● Your instructions
Scan each line of the records for the word "individualistas" and extract the ones that have it.

Data listing
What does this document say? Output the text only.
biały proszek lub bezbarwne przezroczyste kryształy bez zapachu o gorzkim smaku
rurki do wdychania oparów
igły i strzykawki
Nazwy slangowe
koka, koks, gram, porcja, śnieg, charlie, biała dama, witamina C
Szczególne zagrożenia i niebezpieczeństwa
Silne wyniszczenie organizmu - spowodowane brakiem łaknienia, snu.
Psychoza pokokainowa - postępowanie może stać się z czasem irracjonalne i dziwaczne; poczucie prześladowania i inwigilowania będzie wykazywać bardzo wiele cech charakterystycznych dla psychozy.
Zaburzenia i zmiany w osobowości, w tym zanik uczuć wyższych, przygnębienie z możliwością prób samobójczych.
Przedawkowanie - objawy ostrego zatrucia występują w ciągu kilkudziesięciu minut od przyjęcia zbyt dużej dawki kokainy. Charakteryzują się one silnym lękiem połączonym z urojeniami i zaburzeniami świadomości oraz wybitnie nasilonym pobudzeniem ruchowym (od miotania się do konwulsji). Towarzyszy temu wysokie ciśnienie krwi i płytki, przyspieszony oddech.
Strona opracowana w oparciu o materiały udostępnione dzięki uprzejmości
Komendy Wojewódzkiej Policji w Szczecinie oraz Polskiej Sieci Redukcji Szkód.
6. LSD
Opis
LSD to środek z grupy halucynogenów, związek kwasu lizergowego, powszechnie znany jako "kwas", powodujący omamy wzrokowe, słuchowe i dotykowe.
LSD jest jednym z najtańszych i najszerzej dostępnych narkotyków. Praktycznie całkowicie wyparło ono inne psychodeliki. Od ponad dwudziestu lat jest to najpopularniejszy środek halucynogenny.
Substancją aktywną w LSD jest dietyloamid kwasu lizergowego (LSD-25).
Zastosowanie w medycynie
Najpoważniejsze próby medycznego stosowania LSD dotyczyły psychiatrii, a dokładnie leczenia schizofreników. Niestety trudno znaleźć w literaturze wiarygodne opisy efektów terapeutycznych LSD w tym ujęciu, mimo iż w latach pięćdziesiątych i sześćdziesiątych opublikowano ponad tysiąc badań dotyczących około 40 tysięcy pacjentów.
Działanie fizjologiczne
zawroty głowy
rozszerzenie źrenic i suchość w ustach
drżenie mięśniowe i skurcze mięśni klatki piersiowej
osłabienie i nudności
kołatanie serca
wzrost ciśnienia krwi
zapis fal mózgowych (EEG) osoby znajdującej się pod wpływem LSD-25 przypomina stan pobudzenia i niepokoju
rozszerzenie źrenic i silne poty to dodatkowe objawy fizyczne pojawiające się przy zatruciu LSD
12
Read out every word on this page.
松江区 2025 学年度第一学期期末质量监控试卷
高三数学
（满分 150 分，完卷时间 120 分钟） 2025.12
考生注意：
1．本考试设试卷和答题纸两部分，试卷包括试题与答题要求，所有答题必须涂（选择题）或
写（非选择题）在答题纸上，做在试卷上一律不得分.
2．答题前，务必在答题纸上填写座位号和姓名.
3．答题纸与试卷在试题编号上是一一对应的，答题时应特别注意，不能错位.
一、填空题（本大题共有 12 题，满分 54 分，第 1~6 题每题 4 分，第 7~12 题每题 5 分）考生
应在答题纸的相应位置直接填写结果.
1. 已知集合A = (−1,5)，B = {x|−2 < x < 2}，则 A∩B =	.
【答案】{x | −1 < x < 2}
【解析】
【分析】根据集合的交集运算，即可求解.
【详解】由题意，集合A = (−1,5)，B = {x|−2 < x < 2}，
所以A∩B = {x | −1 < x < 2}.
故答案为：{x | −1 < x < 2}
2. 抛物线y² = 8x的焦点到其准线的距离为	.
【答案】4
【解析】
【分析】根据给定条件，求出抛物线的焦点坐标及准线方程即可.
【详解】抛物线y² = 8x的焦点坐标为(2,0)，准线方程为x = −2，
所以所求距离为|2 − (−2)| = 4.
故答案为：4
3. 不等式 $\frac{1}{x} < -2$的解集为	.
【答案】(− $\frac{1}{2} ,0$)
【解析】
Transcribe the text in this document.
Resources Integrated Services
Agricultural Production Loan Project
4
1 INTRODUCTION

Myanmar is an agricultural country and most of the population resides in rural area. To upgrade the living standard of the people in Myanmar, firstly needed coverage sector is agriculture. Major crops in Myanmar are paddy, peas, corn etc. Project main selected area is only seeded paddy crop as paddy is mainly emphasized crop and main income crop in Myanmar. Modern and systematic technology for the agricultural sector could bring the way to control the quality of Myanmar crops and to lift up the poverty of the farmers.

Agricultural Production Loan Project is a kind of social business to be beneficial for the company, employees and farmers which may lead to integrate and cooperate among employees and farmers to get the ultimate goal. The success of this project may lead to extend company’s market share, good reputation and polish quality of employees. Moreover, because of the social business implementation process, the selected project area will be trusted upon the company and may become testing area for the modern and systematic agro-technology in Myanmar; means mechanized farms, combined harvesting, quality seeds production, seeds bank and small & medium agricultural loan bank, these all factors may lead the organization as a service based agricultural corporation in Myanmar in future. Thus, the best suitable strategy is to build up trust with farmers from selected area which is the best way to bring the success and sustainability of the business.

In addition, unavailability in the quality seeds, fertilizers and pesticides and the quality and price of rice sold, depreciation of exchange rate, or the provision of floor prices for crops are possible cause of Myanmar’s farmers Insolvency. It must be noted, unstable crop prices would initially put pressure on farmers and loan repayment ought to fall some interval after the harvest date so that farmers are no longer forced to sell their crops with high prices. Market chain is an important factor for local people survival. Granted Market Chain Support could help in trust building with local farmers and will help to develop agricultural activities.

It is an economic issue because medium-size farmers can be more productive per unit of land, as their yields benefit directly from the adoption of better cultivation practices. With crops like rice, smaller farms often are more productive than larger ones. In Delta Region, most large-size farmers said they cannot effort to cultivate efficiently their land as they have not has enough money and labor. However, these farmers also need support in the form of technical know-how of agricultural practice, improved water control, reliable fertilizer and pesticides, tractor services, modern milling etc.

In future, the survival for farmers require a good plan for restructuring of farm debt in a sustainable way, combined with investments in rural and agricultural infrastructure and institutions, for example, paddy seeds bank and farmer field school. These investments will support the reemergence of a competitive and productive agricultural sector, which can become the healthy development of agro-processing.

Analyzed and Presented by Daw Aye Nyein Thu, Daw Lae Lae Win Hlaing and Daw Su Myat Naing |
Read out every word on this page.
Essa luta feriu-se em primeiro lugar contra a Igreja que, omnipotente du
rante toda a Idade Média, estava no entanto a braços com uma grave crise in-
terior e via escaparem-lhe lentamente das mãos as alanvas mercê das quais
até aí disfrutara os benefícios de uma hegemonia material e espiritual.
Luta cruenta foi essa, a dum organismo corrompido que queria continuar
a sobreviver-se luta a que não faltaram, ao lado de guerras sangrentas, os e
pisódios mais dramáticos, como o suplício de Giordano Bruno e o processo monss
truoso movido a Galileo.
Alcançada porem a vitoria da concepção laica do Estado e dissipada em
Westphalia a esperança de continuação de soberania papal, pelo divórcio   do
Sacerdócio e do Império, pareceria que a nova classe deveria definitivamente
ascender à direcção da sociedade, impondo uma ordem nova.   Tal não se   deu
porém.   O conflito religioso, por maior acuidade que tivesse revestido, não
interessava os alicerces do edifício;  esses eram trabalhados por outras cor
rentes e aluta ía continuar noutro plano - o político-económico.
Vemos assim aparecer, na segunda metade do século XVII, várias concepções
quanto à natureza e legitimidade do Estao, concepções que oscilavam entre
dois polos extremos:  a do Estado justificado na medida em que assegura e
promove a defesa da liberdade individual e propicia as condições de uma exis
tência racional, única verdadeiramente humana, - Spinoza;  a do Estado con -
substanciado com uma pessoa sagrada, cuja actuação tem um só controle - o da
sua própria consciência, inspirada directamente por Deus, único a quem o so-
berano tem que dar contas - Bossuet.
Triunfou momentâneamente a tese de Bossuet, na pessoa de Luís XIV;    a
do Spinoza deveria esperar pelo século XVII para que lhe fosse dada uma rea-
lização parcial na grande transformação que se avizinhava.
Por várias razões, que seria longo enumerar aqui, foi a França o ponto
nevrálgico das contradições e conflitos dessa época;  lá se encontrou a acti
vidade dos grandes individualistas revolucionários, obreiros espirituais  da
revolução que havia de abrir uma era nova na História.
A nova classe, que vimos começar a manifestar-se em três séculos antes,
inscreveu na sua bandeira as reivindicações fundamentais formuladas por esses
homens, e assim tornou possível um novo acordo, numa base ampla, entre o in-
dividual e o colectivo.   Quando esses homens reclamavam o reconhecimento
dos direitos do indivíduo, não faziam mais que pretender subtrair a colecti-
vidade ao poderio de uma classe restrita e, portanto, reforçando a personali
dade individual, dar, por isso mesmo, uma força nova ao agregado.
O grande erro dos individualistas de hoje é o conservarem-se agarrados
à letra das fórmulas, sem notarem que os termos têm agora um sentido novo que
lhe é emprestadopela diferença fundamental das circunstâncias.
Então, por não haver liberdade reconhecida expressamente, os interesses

● Problem solution
vidade dos grandes individualistas revolucionários, obreiros espirituais  da
O grande erro dos individualistas de hoje é o conservarem-se agarrados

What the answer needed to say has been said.